EXTRACTED ENTRIES>
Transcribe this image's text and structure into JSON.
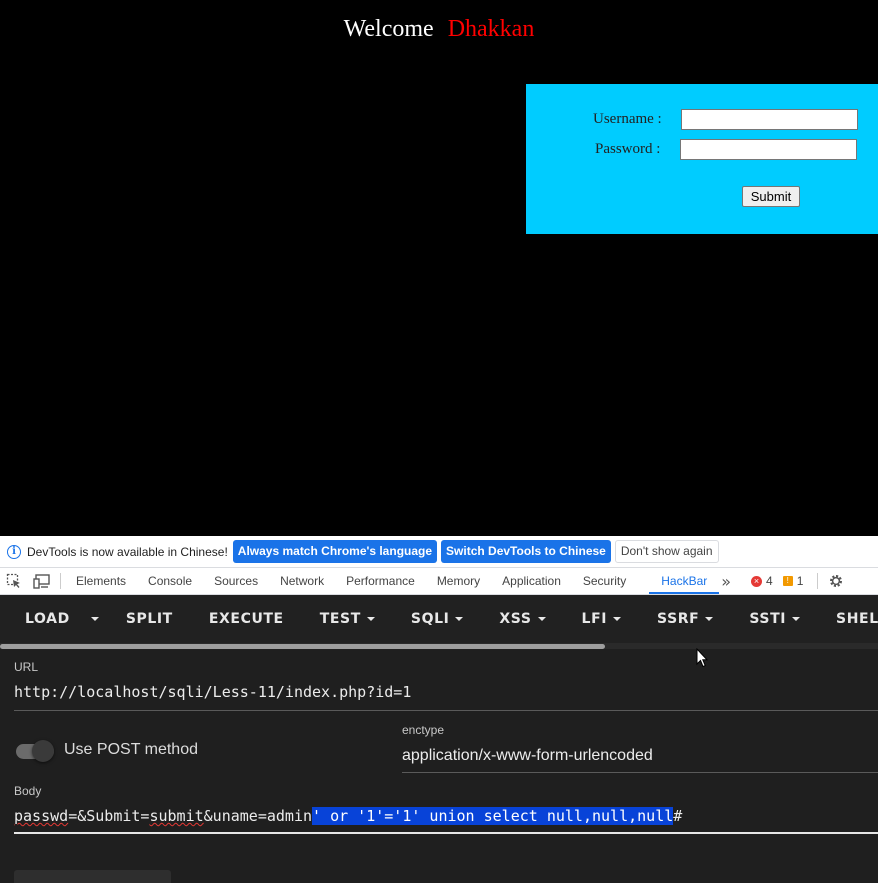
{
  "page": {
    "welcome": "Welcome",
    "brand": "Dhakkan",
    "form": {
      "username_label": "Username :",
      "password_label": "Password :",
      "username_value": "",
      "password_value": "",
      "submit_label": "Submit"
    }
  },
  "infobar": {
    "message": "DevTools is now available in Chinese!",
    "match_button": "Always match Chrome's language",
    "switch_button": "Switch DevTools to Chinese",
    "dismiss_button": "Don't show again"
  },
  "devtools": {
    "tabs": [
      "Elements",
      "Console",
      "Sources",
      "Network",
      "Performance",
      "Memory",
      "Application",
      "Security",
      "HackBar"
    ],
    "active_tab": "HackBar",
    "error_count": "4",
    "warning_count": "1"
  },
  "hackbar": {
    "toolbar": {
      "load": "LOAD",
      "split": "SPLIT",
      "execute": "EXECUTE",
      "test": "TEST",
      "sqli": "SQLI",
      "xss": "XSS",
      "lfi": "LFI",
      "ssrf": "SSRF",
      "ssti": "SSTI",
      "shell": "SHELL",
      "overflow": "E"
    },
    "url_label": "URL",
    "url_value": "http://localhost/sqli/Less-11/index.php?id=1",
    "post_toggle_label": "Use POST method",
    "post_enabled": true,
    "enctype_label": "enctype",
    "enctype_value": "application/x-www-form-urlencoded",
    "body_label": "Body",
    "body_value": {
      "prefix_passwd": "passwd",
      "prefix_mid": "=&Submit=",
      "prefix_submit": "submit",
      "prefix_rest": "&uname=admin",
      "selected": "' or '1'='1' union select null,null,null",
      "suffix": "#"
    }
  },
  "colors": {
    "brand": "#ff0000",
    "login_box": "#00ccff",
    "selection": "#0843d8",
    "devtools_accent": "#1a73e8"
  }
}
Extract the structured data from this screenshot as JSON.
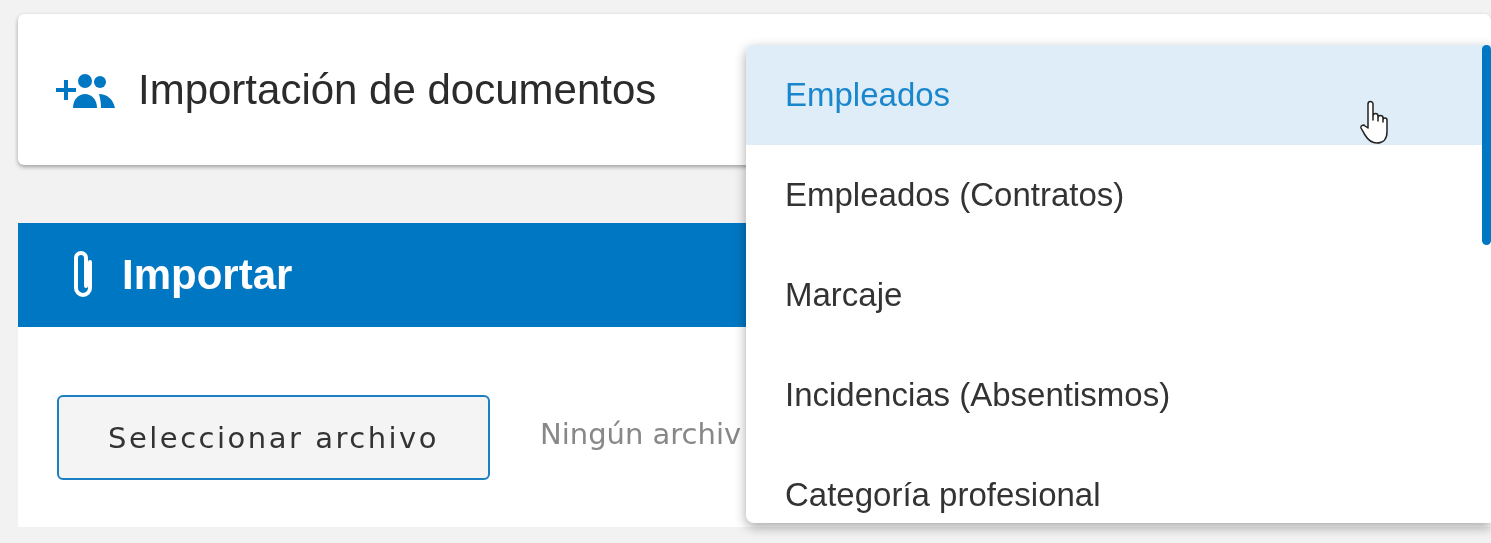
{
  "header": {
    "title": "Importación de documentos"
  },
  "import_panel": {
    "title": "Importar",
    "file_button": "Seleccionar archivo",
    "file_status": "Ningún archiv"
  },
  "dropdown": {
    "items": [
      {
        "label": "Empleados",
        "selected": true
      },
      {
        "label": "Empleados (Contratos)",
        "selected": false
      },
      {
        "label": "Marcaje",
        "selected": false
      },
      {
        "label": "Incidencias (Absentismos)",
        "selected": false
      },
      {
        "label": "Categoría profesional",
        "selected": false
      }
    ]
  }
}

==

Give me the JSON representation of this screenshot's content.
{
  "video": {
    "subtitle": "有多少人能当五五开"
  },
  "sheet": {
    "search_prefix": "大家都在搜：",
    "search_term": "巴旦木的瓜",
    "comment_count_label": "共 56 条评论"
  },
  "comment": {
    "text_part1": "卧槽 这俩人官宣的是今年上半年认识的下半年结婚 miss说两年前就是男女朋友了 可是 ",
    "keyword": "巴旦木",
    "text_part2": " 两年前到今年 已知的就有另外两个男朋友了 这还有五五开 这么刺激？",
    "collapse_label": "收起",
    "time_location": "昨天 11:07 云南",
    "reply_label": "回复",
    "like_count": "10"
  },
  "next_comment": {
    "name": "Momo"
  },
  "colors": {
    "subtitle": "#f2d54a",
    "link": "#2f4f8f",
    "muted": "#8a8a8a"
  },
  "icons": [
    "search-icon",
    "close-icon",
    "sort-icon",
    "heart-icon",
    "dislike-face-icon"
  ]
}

INSTRUCTIONS TO FOLLOW> Reply with one number only, the count of lines above that hold the string "JSON".

EXERCISE ANSWER> 3